Document passage:
New York, January 9, 2026, 16:36 EST — After-hours
- Oracle shares rise 4.7% after the bell, after touching $200 in the session
- Deutsche Bank flags “financing clarity” as a key swing factor for the stock
- Next checkpoints include a mid-March earnings window and a Jan. 23 dividend payment
Oracle shares rose 4.7% to $198.52 in after-hours trading on Friday, after briefly topping $200 during the regular session. Shares traded between $188.91 and $200.13 on the day, with volume at about 26 million shares.
The bounce matters because Oracle has become a proxy for the cost of building the new wave of AI data centers. Investors want proof that signed cloud deals can turn into revenue before capital spending, or capex — money spent on items like data centers and servers — tightens the financing math.
Broader markets helped. U.S. stocks rose after the Labor Department reported a 50,000 rise in December nonfarm payrolls, below forecasts, keeping hopes alive for rate cuts; traders now price about 54 basis points of easing this year, Reuters reported. (Reuters)

Provided information:
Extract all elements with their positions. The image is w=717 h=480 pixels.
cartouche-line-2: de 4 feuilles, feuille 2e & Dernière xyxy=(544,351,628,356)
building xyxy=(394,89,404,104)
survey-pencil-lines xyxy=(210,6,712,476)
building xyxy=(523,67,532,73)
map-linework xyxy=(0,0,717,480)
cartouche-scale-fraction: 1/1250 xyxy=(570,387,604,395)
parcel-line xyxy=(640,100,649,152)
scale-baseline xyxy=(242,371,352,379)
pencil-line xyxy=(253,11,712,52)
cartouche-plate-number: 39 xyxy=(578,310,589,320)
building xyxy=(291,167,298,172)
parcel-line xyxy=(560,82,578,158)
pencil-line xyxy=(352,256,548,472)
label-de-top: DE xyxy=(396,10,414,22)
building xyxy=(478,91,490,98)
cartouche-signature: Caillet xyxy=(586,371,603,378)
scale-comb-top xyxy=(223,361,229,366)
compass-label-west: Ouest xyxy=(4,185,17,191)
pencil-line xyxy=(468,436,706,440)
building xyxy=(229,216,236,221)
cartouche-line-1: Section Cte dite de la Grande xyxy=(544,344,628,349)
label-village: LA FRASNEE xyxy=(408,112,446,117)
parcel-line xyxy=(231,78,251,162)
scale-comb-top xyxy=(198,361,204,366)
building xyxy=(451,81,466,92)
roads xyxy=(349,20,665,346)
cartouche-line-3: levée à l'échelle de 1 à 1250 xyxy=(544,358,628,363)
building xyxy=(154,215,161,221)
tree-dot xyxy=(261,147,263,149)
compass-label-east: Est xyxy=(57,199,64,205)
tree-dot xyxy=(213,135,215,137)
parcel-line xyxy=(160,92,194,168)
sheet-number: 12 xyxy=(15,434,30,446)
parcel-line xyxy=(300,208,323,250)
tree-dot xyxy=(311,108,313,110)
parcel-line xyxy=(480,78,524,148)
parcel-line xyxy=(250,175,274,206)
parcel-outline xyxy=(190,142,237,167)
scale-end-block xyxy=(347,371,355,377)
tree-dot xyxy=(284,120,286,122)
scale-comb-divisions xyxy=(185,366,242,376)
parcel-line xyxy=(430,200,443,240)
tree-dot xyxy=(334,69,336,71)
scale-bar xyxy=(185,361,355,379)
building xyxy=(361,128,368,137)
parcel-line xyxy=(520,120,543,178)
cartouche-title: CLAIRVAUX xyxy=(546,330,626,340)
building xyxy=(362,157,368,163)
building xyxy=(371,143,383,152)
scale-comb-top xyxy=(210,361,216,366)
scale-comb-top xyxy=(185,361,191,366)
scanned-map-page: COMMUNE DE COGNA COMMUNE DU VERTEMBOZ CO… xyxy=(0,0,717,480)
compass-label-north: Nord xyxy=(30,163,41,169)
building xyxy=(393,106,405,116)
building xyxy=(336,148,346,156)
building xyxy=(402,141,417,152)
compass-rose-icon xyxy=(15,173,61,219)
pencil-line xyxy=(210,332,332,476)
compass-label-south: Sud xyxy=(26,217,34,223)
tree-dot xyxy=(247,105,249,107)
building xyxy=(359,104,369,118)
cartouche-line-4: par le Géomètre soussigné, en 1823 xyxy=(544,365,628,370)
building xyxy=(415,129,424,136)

Objective:
Please copy the Oracle stock article above word for word, from "New York, January" through "the financing math.", both inclusive.

Task output:
New York, January 9, 2026, 16:36 EST — After-hours
- Oracle shares rise 4.7% after the bell, after touching $200 in the session
- Deutsche Bank flags “financing clarity” as a key swing factor for the stock
- Next checkpoints include a mid-March earnings window and a Jan. 23 dividend payment
Oracle shares rose 4.7% to $198.52 in after-hours trading on Friday, after briefly topping $200 during the regular session. Shares traded between $188.91 and $200.13 on the day, with volume at about 26 million shares.
The bounce matters because Oracle has become a proxy for the cost of building the new wave of AI data centers. Investors want proof that signed cloud deals can turn into revenue before capital spending, or capex — money spent on items like data centers and servers — tightens the financing math.